▶ **REQUEST**
Check each line for the string "стать" and give only the count of lines that have it.

▶ **STORED ROWS**
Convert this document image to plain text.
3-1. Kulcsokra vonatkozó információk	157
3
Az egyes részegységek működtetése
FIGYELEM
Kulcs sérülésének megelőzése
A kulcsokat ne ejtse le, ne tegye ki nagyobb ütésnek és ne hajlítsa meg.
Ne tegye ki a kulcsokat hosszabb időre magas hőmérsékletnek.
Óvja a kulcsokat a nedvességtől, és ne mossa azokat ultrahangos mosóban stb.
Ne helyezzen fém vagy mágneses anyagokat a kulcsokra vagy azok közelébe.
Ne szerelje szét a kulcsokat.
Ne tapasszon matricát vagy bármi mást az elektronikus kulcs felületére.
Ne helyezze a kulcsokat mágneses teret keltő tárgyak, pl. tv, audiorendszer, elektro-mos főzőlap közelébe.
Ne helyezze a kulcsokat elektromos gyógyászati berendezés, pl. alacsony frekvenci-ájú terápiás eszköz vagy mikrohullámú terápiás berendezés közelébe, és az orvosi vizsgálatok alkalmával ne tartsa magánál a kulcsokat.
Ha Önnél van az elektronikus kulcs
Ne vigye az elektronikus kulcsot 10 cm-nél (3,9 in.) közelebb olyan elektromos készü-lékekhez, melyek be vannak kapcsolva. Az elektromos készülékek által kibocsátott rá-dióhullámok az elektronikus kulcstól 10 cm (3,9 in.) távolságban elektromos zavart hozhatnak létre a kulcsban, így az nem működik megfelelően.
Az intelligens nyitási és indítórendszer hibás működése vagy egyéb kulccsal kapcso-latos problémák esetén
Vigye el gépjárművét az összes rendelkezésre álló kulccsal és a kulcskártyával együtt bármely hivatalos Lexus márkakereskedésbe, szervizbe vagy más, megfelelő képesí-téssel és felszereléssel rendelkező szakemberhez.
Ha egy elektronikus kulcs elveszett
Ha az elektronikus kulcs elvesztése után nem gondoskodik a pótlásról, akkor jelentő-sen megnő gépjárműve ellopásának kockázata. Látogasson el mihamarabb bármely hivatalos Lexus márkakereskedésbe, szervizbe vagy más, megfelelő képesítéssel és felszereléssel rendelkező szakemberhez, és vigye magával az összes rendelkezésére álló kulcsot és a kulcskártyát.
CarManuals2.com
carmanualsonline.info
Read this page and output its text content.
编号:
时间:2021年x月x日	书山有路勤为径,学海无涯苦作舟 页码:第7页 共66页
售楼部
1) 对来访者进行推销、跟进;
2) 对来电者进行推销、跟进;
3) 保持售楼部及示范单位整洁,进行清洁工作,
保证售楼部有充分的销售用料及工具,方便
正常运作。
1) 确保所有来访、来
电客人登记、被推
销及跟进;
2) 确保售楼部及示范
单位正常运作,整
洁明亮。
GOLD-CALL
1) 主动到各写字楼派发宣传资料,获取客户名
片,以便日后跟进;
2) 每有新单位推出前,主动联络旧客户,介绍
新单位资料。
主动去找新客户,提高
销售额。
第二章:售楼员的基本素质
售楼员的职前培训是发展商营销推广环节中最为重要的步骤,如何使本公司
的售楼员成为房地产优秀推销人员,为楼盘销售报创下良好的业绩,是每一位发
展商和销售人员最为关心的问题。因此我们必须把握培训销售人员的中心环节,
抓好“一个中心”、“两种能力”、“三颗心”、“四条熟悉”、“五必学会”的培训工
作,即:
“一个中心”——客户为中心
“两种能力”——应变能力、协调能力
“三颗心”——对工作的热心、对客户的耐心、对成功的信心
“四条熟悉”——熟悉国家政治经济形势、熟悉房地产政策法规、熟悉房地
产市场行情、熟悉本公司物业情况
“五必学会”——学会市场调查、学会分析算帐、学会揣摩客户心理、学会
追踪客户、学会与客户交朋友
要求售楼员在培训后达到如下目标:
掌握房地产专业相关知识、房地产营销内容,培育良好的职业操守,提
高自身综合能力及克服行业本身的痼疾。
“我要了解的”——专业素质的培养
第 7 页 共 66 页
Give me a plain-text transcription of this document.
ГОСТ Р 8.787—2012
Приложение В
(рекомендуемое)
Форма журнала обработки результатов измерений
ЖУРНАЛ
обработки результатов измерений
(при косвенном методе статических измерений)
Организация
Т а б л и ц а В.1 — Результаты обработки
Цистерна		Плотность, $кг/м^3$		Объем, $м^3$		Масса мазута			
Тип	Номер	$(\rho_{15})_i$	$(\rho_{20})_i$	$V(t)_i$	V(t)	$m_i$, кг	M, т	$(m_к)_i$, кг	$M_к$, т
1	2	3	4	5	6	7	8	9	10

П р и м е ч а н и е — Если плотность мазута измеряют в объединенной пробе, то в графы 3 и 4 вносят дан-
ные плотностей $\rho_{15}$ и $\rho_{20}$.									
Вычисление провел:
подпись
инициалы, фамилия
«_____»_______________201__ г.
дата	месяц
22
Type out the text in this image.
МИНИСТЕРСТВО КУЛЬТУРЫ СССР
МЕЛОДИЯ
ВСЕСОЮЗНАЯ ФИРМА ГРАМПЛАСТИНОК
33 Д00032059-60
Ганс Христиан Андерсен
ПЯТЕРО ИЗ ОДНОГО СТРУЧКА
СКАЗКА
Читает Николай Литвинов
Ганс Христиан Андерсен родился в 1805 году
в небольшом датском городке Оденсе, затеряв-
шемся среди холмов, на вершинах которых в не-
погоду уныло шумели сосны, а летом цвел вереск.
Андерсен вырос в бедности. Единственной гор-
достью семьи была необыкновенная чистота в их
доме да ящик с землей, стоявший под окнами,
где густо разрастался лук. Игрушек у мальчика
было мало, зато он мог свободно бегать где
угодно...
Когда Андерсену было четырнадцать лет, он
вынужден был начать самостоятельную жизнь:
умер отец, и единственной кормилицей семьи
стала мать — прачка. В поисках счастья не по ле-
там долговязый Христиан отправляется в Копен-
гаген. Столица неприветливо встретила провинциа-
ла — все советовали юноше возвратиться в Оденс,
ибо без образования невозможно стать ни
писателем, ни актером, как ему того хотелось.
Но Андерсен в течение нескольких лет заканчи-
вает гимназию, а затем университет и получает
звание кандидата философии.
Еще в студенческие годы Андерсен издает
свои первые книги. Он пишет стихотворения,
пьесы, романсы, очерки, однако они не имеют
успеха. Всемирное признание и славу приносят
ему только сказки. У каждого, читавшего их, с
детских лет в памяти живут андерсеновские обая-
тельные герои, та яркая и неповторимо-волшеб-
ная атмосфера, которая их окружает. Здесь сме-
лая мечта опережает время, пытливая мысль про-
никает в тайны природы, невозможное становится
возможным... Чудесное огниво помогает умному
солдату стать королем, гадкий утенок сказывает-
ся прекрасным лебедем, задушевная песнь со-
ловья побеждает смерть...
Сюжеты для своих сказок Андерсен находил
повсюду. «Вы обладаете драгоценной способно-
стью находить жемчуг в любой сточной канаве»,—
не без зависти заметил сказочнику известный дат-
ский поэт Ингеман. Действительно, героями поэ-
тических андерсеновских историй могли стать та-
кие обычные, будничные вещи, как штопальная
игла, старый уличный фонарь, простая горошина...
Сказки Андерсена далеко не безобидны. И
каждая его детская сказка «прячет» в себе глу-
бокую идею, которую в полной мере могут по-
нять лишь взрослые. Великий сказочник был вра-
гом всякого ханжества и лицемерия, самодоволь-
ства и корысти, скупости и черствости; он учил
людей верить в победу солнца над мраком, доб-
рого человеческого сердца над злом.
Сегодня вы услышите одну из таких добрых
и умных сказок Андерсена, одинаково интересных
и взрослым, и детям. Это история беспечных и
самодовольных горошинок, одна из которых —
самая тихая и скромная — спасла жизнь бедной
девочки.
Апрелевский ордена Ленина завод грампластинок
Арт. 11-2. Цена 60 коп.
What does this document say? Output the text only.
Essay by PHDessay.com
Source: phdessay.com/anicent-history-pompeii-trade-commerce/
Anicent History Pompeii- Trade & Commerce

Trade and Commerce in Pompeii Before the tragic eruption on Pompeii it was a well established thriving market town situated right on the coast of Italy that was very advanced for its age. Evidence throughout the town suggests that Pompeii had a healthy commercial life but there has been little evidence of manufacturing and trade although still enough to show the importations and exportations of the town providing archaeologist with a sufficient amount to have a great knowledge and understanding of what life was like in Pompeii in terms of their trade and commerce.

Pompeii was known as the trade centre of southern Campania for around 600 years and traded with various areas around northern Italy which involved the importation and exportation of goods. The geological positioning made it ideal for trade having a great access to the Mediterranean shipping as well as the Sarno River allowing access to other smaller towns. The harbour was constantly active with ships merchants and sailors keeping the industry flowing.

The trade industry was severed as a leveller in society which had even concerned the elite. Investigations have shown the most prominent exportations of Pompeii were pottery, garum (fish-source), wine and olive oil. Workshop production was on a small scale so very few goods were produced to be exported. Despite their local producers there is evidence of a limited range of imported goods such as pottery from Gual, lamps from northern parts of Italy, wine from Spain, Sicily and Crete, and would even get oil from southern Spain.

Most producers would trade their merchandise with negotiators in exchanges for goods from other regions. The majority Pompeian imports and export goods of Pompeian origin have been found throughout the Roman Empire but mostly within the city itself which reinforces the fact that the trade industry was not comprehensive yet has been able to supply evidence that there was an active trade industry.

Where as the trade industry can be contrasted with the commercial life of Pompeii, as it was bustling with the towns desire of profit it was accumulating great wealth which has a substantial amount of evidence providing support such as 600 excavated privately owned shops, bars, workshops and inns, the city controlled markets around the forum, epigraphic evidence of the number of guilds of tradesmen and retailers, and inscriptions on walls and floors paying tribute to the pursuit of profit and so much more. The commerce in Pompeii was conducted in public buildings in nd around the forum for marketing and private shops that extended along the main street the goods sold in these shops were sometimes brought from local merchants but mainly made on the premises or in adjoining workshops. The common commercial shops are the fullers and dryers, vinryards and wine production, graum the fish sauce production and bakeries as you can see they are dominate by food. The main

▶ **SOLUTION TO THIS EXERCISE**
3